■ Text extract:

# varnyard babys?



## adam1120 (Jun 18, 2011)

does he say what parents they are from or what? never orded a a varnyard baby so unsure how it worsk


----------



## Bubblz Calhoun (Jun 18, 2011)

_You can ask him which pairings he did this year and pic from those if there's something specific you're looking for. He keeps track and doesn't mind providing that info._


----------



## adam1120 (Jun 18, 2011)

okay good cus i mean im sure its not gunna be my only tegu from him so i wouldnt want to have a b&w male this year and order one next year and it be his sister if i ever plan to breed you now im not lookin to breed but just in the safe case dont want the baby tegus coming out with 6 legs cus i was lazy to ask


----------



## Bubblz Calhoun (Jun 18, 2011)

_ That's understandable,.. when ever you're ready for you next one,.. just let him know that you want it to be unrelated. Same goes if you decide to get 2 at once._


----------



## reptastic (Jun 18, 2011)

Yeah Bubblz is right, he Dont mind letting you know you just need to ask him before it is sent out


----------



## adam1120 (Jun 18, 2011)

i would love to get two at a time to grow them up together but this is my first tegu so i dont want to go straight to two and it be a overload for me it gets to to there health so put im pretty sure can i do it i was just think ahead for the tegu life i got my 40 beeder ready for what i understand only for a few months then i would be building a 7x4x4 then have a place for hiim outside ill make when it comes to that


----------



## reptastic (Jun 18, 2011)

■ Data:
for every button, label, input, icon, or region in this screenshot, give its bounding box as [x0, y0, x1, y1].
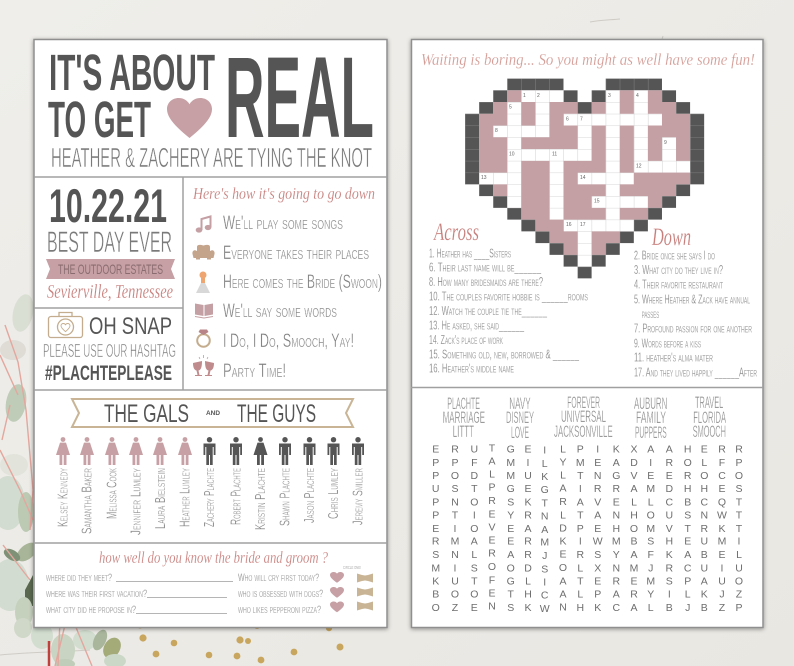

■ What you will do:
Write the next part of the forum thread about ordering baby tegus, picking up right after its last line. The material has no connection to the forum thread about ordering baby tegus.

■ Exercise result:
I can understand that, but be warned they are highly addictive once you know what you are doing lol, after i got my first tegu 4 mos later came the second, then the third next thing i know i got 4 and 2 on the way lol..they are just awesome i have never had any reptile thats as awesome as my tegus they quickly knocked iguanas to my second fave(but shhh dont let the greens and rocks know lol)


----------



## adam1120 (Jun 18, 2011)

i been waitign years to get one i now forsure ima get addictied i just got to kinda convince my gf to let me get too lol first it was she hated reptiles then i got one she loves it then she hated bearded dragons then i got two and she feel in love and now im getting a tegu she think its gunna bite off her finger everytiime she touches it cus the thing she saw on tv on geo i think idk but ME!! omg im soo excited lol i cant even got o sleep most night thinking about how my cage is gunna look with him in it lol even tho hes gunna be underground alot lol but still you now you got them


----------



## BlackendMetalDeathHead666 (Jun 20, 2011)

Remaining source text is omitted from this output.